Records supplied:

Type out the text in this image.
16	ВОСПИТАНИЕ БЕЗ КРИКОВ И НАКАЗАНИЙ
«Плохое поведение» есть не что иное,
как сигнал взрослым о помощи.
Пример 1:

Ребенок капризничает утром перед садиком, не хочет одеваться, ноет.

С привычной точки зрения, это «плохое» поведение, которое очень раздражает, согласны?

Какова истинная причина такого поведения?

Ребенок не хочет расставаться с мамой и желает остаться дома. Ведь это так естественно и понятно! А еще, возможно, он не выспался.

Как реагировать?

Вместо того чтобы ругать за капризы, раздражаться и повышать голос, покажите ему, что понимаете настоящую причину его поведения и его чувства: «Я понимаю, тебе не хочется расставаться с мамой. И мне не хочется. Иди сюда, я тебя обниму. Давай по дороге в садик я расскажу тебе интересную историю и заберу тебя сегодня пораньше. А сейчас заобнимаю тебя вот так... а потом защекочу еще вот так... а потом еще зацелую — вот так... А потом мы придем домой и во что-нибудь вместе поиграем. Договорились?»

Required work: Look through the data above. Find each line with the string "поведение" and copy it.

The solution:
«Плохое поведение» есть не что иное,
С привычной точки зрения, это «плохое» поведение, которое очень раздражает, согласны?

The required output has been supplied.